#### [The exercise]
Write the entries out again exactly as they stand, but without the pictures.

****

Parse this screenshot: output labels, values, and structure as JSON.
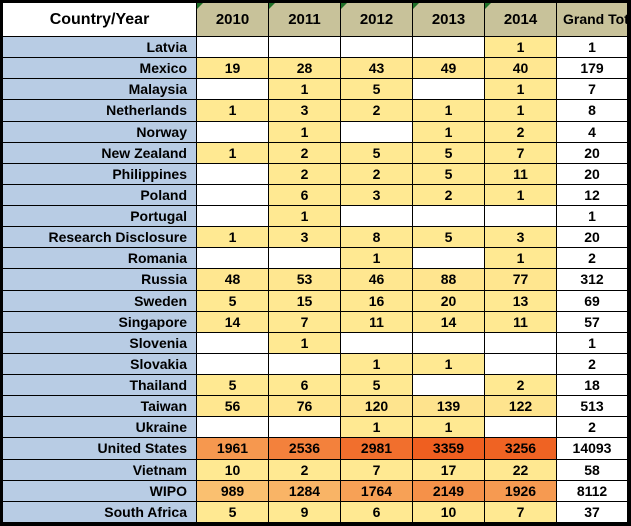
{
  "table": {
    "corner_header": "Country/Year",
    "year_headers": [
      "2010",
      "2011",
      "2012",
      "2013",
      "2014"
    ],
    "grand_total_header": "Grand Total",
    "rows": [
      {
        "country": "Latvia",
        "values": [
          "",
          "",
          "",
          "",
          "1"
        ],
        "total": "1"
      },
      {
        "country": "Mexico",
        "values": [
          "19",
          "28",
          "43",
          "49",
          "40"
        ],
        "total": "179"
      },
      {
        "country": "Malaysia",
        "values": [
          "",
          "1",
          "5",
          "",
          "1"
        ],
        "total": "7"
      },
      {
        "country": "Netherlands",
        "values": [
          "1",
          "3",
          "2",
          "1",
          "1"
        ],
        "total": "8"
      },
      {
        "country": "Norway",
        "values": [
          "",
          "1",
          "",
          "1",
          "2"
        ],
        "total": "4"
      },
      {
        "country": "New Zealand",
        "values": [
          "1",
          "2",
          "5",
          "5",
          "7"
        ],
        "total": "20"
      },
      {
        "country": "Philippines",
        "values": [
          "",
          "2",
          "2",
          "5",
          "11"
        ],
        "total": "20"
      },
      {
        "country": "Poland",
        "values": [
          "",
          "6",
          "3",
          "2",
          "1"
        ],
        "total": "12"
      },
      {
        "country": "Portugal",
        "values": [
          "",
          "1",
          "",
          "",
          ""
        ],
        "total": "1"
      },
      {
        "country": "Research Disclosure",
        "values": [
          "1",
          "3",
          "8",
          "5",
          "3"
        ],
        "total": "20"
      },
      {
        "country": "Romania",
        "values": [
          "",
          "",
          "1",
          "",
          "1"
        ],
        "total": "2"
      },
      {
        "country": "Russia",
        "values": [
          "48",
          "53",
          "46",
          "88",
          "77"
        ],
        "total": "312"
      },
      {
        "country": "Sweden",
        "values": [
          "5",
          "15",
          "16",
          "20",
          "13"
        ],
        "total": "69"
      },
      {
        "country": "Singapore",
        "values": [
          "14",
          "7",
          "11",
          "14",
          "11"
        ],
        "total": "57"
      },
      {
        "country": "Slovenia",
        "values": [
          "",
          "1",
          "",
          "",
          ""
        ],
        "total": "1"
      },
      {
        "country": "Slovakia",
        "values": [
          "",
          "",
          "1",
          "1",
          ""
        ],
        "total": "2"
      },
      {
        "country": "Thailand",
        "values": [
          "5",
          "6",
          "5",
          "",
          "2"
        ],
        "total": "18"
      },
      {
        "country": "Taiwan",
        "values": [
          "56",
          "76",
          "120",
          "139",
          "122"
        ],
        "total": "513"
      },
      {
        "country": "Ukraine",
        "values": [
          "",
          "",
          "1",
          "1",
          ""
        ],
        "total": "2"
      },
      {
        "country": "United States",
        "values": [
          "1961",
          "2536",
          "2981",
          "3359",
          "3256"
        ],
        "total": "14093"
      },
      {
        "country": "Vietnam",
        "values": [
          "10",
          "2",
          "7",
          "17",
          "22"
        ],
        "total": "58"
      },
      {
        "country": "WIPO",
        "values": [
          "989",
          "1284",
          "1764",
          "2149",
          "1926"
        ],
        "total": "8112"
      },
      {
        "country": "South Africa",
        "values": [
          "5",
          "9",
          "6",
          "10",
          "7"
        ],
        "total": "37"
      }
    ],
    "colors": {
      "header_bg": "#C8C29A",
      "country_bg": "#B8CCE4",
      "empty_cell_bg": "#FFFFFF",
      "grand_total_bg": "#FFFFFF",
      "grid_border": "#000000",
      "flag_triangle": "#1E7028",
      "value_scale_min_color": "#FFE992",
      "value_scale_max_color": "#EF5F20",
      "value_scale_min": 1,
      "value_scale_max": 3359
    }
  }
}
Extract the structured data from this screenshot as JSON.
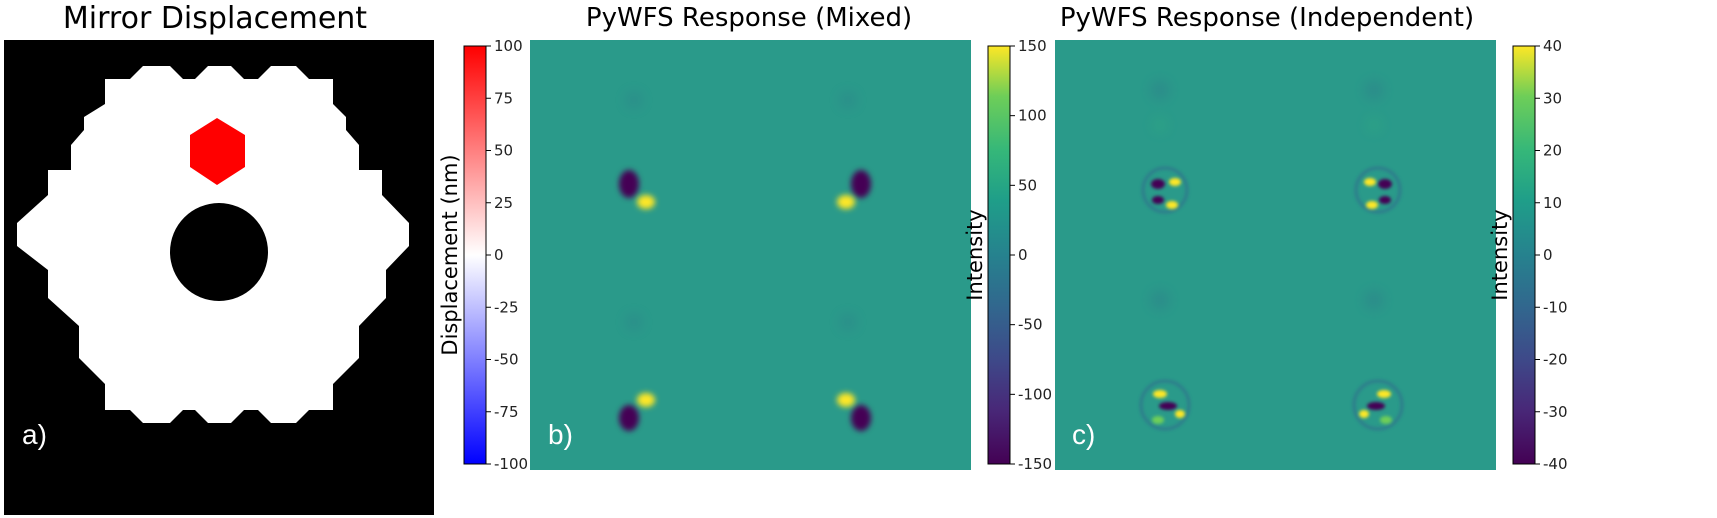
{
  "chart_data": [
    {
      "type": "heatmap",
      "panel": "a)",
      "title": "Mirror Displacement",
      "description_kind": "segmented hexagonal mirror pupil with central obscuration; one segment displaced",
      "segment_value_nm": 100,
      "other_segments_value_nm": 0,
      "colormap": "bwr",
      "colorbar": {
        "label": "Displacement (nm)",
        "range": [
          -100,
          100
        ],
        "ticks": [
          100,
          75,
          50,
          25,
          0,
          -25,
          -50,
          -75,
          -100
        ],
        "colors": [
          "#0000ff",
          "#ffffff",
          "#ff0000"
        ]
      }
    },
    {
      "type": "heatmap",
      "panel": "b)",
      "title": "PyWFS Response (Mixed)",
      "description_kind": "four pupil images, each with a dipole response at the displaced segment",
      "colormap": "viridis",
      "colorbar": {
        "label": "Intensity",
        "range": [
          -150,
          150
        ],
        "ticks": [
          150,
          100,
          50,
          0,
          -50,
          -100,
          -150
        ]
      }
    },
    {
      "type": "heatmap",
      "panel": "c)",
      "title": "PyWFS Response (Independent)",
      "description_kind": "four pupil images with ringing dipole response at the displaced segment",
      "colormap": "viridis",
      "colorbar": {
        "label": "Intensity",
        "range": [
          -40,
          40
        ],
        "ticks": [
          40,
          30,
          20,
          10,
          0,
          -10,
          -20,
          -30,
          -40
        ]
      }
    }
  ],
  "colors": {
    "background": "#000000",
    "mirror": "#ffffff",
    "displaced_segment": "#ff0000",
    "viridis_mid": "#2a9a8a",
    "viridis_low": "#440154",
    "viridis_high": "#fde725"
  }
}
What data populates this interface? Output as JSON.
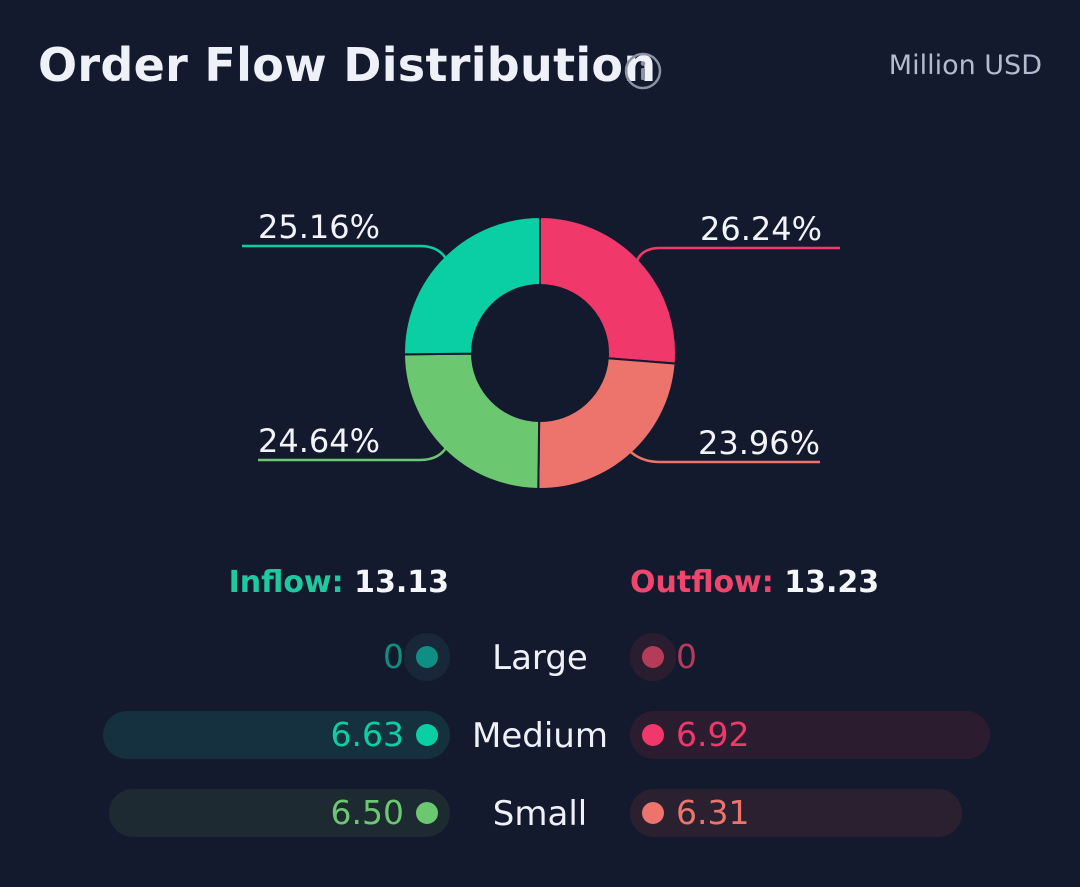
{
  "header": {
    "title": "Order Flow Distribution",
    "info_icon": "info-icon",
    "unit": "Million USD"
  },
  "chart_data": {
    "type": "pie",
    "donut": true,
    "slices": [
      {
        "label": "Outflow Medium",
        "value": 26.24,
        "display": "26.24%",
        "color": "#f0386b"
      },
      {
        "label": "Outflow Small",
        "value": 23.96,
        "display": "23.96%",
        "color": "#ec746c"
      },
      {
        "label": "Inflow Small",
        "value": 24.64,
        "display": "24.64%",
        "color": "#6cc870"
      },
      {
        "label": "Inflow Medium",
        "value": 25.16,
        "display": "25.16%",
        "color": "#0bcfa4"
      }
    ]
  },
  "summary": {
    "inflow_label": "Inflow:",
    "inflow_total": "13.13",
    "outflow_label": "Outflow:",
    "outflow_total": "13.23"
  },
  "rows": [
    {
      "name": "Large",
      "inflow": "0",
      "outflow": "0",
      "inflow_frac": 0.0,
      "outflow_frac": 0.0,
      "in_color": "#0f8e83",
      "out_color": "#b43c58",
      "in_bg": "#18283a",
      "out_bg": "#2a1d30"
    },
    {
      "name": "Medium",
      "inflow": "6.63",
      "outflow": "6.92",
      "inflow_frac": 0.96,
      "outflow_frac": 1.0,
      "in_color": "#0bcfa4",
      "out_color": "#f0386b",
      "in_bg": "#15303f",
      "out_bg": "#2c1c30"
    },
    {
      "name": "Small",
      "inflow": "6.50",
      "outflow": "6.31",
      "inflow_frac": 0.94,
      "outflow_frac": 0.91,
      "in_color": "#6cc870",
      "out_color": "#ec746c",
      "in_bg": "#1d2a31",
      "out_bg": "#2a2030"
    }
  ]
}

****

#### [Completed task]
Parse this screenshot: output labels, values, and structure as JSON.
{
  "table": {
    "corner_header": "Country/Year",
    "year_headers": [
      "2010",
      "2011",
      "2012",
      "2013",
      "2014"
    ],
    "grand_total_header": "Grand Total",
    "rows": [
      {
        "country": "Latvia",
        "values": [
          "",
          "",
          "",
          "",
          "1"
        ],
        "total": "1"
      },
      {
        "country": "Mexico",
        "values": [
          "19",
          "28",
          "43",
          "49",
          "40"
        ],
        "total": "179"
      },
      {
        "country": "Malaysia",
        "values": [
          "",
          "1",
          "5",
          "",
          "1"
        ],
        "total": "7"
      },
      {
        "country": "Netherlands",
        "values": [
          "1",
          "3",
          "2",
          "1",
          "1"
        ],
        "total": "8"
      },
      {
        "country": "Norway",
        "values": [
          "",
          "1",
          "",
          "1",
          "2"
        ],
        "total": "4"
      },
      {
        "country": "New Zealand",
        "values": [
          "1",
          "2",
          "5",
          "5",
          "7"
        ],
        "total": "20"
      },
      {
        "country": "Philippines",
        "values": [
          "",
          "2",
          "2",
          "5",
          "11"
        ],
        "total": "20"
      },
      {
        "country": "Poland",
        "values": [
          "",
          "6",
          "3",
          "2",
          "1"
        ],
        "total": "12"
      },
      {
        "country": "Portugal",
        "values": [
          "",
          "1",
          "",
          "",
          ""
        ],
        "total": "1"
      },
      {
        "country": "Research Disclosure",
        "values": [
          "1",
          "3",
          "8",
          "5",
          "3"
        ],
        "total": "20"
      },
      {
        "country": "Romania",
        "values": [
          "",
          "",
          "1",
          "",
          "1"
        ],
        "total": "2"
      },
      {
        "country": "Russia",
        "values": [
          "48",
          "53",
          "46",
          "88",
          "77"
        ],
        "total": "312"
      },
      {
        "country": "Sweden",
        "values": [
          "5",
          "15",
          "16",
          "20",
          "13"
        ],
        "total": "69"
      },
      {
        "country": "Singapore",
        "values": [
          "14",
          "7",
          "11",
          "14",
          "11"
        ],
        "total": "57"
      },
      {
        "country": "Slovenia",
        "values": [
          "",
          "1",
          "",
          "",
          ""
        ],
        "total": "1"
      },
      {
        "country": "Slovakia",
        "values": [
          "",
          "",
          "1",
          "1",
          ""
        ],
        "total": "2"
      },
      {
        "country": "Thailand",
        "values": [
          "5",
          "6",
          "5",
          "",
          "2"
        ],
        "total": "18"
      },
      {
        "country": "Taiwan",
        "values": [
          "56",
          "76",
          "120",
          "139",
          "122"
        ],
        "total": "513"
      },
      {
        "country": "Ukraine",
        "values": [
          "",
          "",
          "1",
          "1",
          ""
        ],
        "total": "2"
      },
      {
        "country": "United States",
        "values": [
          "1961",
          "2536",
          "2981",
          "3359",
          "3256"
        ],
        "total": "14093"
      },
      {
        "country": "Vietnam",
        "values": [
          "10",
          "2",
          "7",
          "17",
          "22"
        ],
        "total": "58"
      },
      {
        "country": "WIPO",
        "values": [
          "989",
          "1284",
          "1764",
          "2149",
          "1926"
        ],
        "total": "8112"
      },
      {
        "country": "South Africa",
        "values": [
          "5",
          "9",
          "6",
          "10",
          "7"
        ],
        "total": "37"
      }
    ],
    "colors": {
      "header_bg": "#C8C29A",
      "country_bg": "#B8CCE4",
      "empty_cell_bg": "#FFFFFF",
      "grand_total_bg": "#FFFFFF",
      "grid_border": "#000000",
      "flag_triangle": "#1E7028",
      "value_scale_min_color": "#FFE992",
      "value_scale_max_color": "#EF5F20",
      "value_scale_min": 1,
      "value_scale_max": 3359
    }
  }
}
Extract the structured data from this screenshot as JSON.
{
  "chart_data": [
    {
      "type": "heatmap",
      "panel": "a)",
      "title": "Mirror Displacement",
      "description_kind": "segmented hexagonal mirror pupil with central obscuration; one segment displaced",
      "segment_value_nm": 100,
      "other_segments_value_nm": 0,
      "colormap": "bwr",
      "colorbar": {
        "label": "Displacement (nm)",
        "range": [
          -100,
          100
        ],
        "ticks": [
          100,
          75,
          50,
          25,
          0,
          -25,
          -50,
          -75,
          -100
        ],
        "colors": [
          "#0000ff",
          "#ffffff",
          "#ff0000"
        ]
      }
    },
    {
      "type": "heatmap",
      "panel": "b)",
      "title": "PyWFS Response (Mixed)",
      "description_kind": "four pupil images, each with a dipole response at the displaced segment",
      "colormap": "viridis",
      "colorbar": {
        "label": "Intensity",
        "range": [
          -150,
          150
        ],
        "ticks": [
          150,
          100,
          50,
          0,
          -50,
          -100,
          -150
        ]
      }
    },
    {
      "type": "heatmap",
      "panel": "c)",
      "title": "PyWFS Response (Independent)",
      "description_kind": "four pupil images with ringing dipole response at the displaced segment",
      "colormap": "viridis",
      "colorbar": {
        "label": "Intensity",
        "range": [
          -40,
          40
        ],
        "ticks": [
          40,
          30,
          20,
          10,
          0,
          -10,
          -20,
          -30,
          -40
        ]
      }
    }
  ],
  "colors": {
    "background": "#000000",
    "mirror": "#ffffff",
    "displaced_segment": "#ff0000",
    "viridis_mid": "#2a9a8a",
    "viridis_low": "#440154",
    "viridis_high": "#fde725"
  }
}
What data populates this interface? Output as JSON.
{
  "header": {
    "title": "Order Flow Distribution",
    "info_icon": "info-icon",
    "unit": "Million USD"
  },
  "chart_data": {
    "type": "pie",
    "donut": true,
    "slices": [
      {
        "label": "Outflow Medium",
        "value": 26.24,
        "display": "26.24%",
        "color": "#f0386b"
      },
      {
        "label": "Outflow Small",
        "value": 23.96,
        "display": "23.96%",
        "color": "#ec746c"
      },
      {
        "label": "Inflow Small",
        "value": 24.64,
        "display": "24.64%",
        "color": "#6cc870"
      },
      {
        "label": "Inflow Medium",
        "value": 25.16,
        "display": "25.16%",
        "color": "#0bcfa4"
      }
    ]
  },
  "summary": {
    "inflow_label": "Inflow:",
    "inflow_total": "13.13",
    "outflow_label": "Outflow:",
    "outflow_total": "13.23"
  },
  "rows": [
    {
      "name": "Large",
      "inflow": "0",
      "outflow": "0",
      "inflow_frac": 0.0,
      "outflow_frac": 0.0,
      "in_color": "#0f8e83",
      "out_color": "#b43c58",
      "in_bg": "#18283a",
      "out_bg": "#2a1d30"
    },
    {
      "name": "Medium",
      "inflow": "6.63",
      "outflow": "6.92",
      "inflow_frac": 0.96,
      "outflow_frac": 1.0,
      "in_color": "#0bcfa4",
      "out_color": "#f0386b",
      "in_bg": "#15303f",
      "out_bg": "#2c1c30"
    },
    {
      "name": "Small",
      "inflow": "6.50",
      "outflow": "6.31",
      "inflow_frac": 0.94,
      "outflow_frac": 0.91,
      "in_color": "#6cc870",
      "out_color": "#ec746c",
      "in_bg": "#1d2a31",
      "out_bg": "#2a2030"
    }
  ]
}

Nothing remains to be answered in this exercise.